■ **DIRECTIONS FOR THIS TASK**
From the entries that follow, pick out all lines holding "providing".

Start of DATASET CONTENT

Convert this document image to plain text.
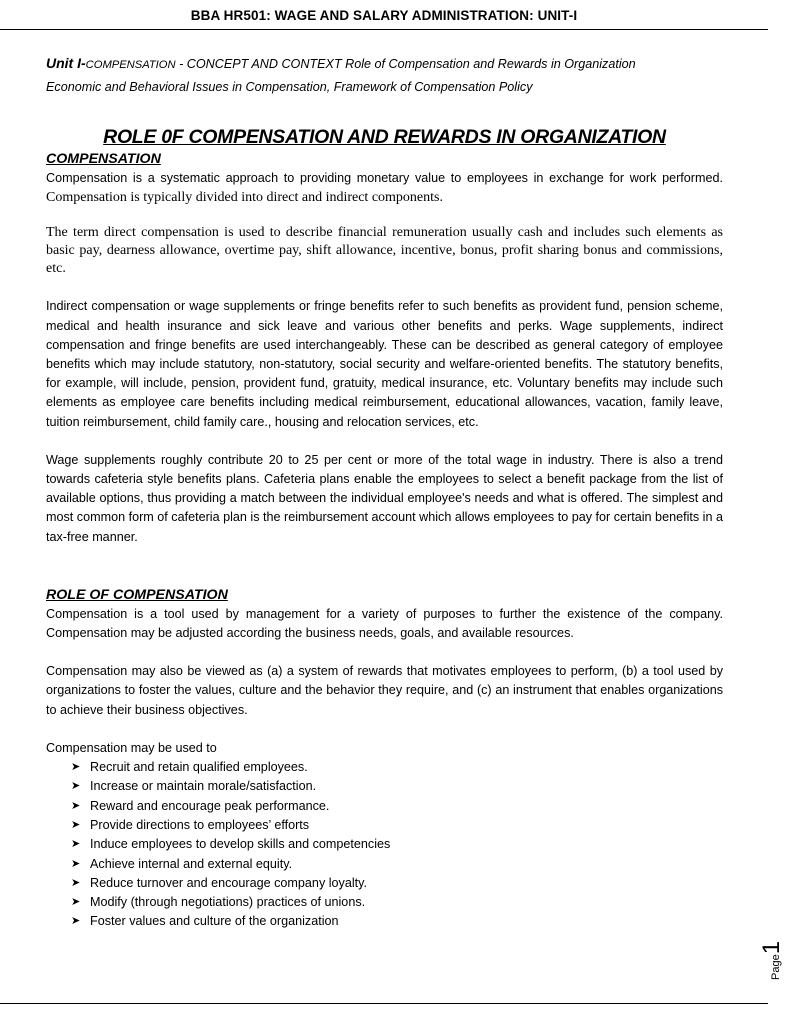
BBA HR501: WAGE AND SALARY ADMINISTRATION: UNIT-I

Unit I-COMPENSATION - CONCEPT AND CONTEXT Role of Compensation and Rewards in Organization

Economic and Behavioral Issues in Compensation, Framework of Compensation Policy

ROLE 0F COMPENSATION AND REWARDS IN ORGANIZATION
COMPENSATION

Compensation is a systematic approach to providing monetary value to employees in exchange for work performed. Compensation is typically divided into direct and indirect components.

The term direct compensation is used to describe financial remuneration usually cash and includes such elements as basic pay, dearness allowance, overtime pay, shift allowance, incentive, bonus, profit sharing bonus and commissions, etc.

Indirect compensation or wage supplements or fringe benefits refer to such benefits as provident fund, pension scheme, medical and health insurance and sick leave and various other benefits and perks. Wage supplements, indirect compensation and fringe benefits are used interchangeably. These can be described as general category of employee benefits which may include statutory, non-statutory, social security and welfare-oriented benefits. The statutory benefits, for example, will include, pension, provident fund, gratuity, medical insurance, etc. Voluntary benefits may include such elements as employee care benefits including medical reimbursement, educational allowances, vacation, family leave, tuition reimbursement, child family care., housing and relocation services, etc.

Wage supplements roughly contribute 20 to 25 per cent or more of the total wage in industry. There is also a trend towards cafeteria style benefits plans. Cafeteria plans enable the employees to select a benefit package from the list of available options, thus providing a match between the individual employee's needs and what is offered. The simplest and most common form of cafeteria plan is the reimbursement account which allows employees to pay for certain benefits in a tax-free manner.

ROLE OF COMPENSATION

Compensation is a tool used by management for a variety of purposes to further the existence of the company. Compensation may be adjusted according the business needs, goals, and available resources.

Compensation may also be viewed as (a) a system of rewards that motivates employees to perform, (b) a tool used by organizations to foster the values, culture and the behavior they require, and (c) an instrument that enables organizations to achieve their business objectives.

Compensation may be used to

➤ Recruit and retain qualified employees.
➤ Increase or maintain morale/satisfaction.
➤ Reward and encourage peak performance.
➤ Provide directions to employees’ efforts
➤ Induce employees to develop skills and competencies
➤ Achieve internal and external equity.
➤ Reduce turnover and encourage company loyalty.
➤ Modify (through negotiations) practices of unions.
➤ Foster values and culture of the organization
Page1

End of DATASET CONTENT

■ **CORRECT OUTPUT**
Compensation is a systematic approach to providing monetary value to employees in exchange for work performed. Compensation is typically divided into direct and indirect components.
Wage supplements roughly contribute 20 to 25 per cent or more of the total wage in industry. There is also a trend towards cafeteria style benefits plans. Cafeteria plans enable the employees to select a benefit package from the list of available options, thus providing a match between the individual employee's needs and what is offered. The simplest and most common form of cafeteria plan is the reimbursement account which allows employees to pay for certain benefits in a tax-free manner.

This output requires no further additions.